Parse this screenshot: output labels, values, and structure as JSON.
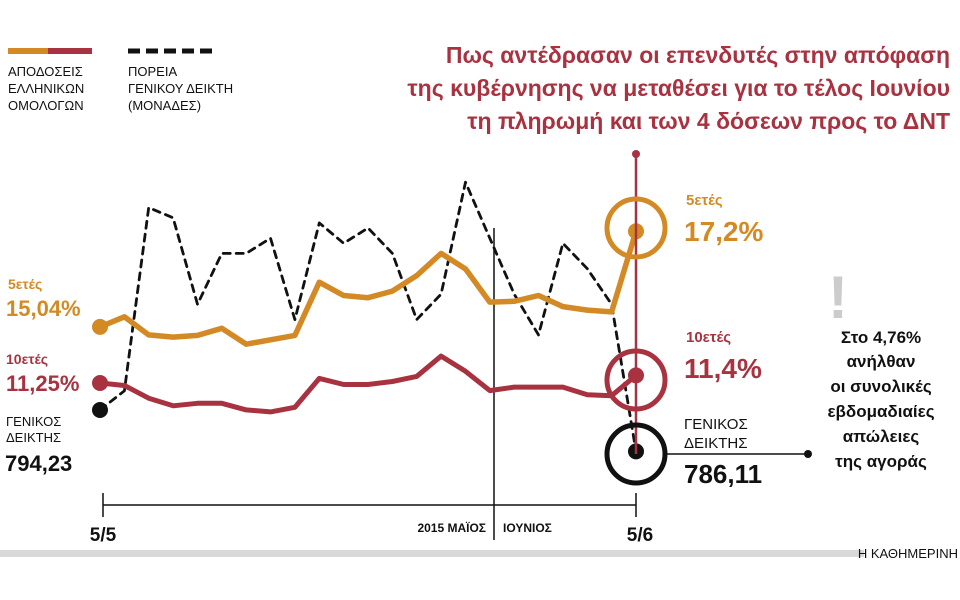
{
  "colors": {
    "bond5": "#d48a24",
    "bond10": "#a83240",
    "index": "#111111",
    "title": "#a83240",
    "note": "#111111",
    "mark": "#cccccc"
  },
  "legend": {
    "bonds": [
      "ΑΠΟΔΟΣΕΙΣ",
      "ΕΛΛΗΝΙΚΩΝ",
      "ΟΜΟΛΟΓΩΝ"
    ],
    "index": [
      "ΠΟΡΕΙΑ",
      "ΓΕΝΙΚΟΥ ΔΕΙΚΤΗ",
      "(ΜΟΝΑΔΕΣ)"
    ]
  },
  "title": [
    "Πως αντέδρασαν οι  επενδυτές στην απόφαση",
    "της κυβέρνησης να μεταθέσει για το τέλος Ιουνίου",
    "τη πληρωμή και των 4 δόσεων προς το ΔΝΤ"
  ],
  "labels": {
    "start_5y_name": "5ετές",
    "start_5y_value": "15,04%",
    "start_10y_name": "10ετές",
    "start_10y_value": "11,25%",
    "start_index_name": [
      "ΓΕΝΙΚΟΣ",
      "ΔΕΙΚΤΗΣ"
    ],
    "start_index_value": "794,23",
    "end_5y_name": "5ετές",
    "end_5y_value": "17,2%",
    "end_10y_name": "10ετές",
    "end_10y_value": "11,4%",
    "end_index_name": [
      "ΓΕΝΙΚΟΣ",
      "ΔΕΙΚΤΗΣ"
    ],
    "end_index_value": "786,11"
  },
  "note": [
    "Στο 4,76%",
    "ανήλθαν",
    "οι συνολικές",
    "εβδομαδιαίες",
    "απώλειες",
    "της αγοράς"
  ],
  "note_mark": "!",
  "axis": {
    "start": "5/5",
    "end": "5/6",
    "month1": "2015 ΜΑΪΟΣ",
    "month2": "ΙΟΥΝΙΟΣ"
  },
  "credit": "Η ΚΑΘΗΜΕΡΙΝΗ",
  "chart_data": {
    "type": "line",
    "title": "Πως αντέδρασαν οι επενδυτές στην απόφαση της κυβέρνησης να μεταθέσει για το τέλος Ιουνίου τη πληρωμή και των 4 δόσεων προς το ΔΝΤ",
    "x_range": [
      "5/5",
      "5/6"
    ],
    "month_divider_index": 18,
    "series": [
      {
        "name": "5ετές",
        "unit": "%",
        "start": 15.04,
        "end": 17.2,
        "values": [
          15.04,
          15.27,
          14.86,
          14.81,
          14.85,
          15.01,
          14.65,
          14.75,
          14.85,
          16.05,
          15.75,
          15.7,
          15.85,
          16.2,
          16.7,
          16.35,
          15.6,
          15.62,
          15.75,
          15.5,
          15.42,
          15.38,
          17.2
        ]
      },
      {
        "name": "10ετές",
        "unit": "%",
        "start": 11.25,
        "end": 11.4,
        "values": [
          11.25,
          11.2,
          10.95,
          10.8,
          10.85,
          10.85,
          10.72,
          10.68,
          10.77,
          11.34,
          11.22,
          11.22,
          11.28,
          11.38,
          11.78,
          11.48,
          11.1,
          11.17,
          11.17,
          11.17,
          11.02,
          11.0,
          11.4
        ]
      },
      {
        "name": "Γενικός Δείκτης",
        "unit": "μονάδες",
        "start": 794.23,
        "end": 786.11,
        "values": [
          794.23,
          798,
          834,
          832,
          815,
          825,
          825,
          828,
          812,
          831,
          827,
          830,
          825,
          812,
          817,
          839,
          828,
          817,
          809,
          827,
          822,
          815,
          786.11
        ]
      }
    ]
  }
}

▸ **What is needed**: Quote all the records verbatim, dropping any pictures from your copy.

▸ **Full solution**:
Parse this screenshot: output labels, values, and structure as JSON.
{
  "colors": {
    "bond5": "#d48a24",
    "bond10": "#a83240",
    "index": "#111111",
    "title": "#a83240",
    "note": "#111111",
    "mark": "#cccccc"
  },
  "legend": {
    "bonds": [
      "ΑΠΟΔΟΣΕΙΣ",
      "ΕΛΛΗΝΙΚΩΝ",
      "ΟΜΟΛΟΓΩΝ"
    ],
    "index": [
      "ΠΟΡΕΙΑ",
      "ΓΕΝΙΚΟΥ ΔΕΙΚΤΗ",
      "(ΜΟΝΑΔΕΣ)"
    ]
  },
  "title": [
    "Πως αντέδρασαν οι  επενδυτές στην απόφαση",
    "της κυβέρνησης να μεταθέσει για το τέλος Ιουνίου",
    "τη πληρωμή και των 4 δόσεων προς το ΔΝΤ"
  ],
  "labels": {
    "start_5y_name": "5ετές",
    "start_5y_value": "15,04%",
    "start_10y_name": "10ετές",
    "start_10y_value": "11,25%",
    "start_index_name": [
      "ΓΕΝΙΚΟΣ",
      "ΔΕΙΚΤΗΣ"
    ],
    "start_index_value": "794,23",
    "end_5y_name": "5ετές",
    "end_5y_value": "17,2%",
    "end_10y_name": "10ετές",
    "end_10y_value": "11,4%",
    "end_index_name": [
      "ΓΕΝΙΚΟΣ",
      "ΔΕΙΚΤΗΣ"
    ],
    "end_index_value": "786,11"
  },
  "note": [
    "Στο 4,76%",
    "ανήλθαν",
    "οι συνολικές",
    "εβδομαδιαίες",
    "απώλειες",
    "της αγοράς"
  ],
  "note_mark": "!",
  "axis": {
    "start": "5/5",
    "end": "5/6",
    "month1": "2015 ΜΑΪΟΣ",
    "month2": "ΙΟΥΝΙΟΣ"
  },
  "credit": "Η ΚΑΘΗΜΕΡΙΝΗ",
  "chart_data": {
    "type": "line",
    "title": "Πως αντέδρασαν οι επενδυτές στην απόφαση της κυβέρνησης να μεταθέσει για το τέλος Ιουνίου τη πληρωμή και των 4 δόσεων προς το ΔΝΤ",
    "x_range": [
      "5/5",
      "5/6"
    ],
    "month_divider_index": 18,
    "series": [
      {
        "name": "5ετές",
        "unit": "%",
        "start": 15.04,
        "end": 17.2,
        "values": [
          15.04,
          15.27,
          14.86,
          14.81,
          14.85,
          15.01,
          14.65,
          14.75,
          14.85,
          16.05,
          15.75,
          15.7,
          15.85,
          16.2,
          16.7,
          16.35,
          15.6,
          15.62,
          15.75,
          15.5,
          15.42,
          15.38,
          17.2
        ]
      },
      {
        "name": "10ετές",
        "unit": "%",
        "start": 11.25,
        "end": 11.4,
        "values": [
          11.25,
          11.2,
          10.95,
          10.8,
          10.85,
          10.85,
          10.72,
          10.68,
          10.77,
          11.34,
          11.22,
          11.22,
          11.28,
          11.38,
          11.78,
          11.48,
          11.1,
          11.17,
          11.17,
          11.17,
          11.02,
          11.0,
          11.4
        ]
      },
      {
        "name": "Γενικός Δείκτης",
        "unit": "μονάδες",
        "start": 794.23,
        "end": 786.11,
        "values": [
          794.23,
          798,
          834,
          832,
          815,
          825,
          825,
          828,
          812,
          831,
          827,
          830,
          825,
          812,
          817,
          839,
          828,
          817,
          809,
          827,
          822,
          815,
          786.11
        ]
      }
    ]
  }
}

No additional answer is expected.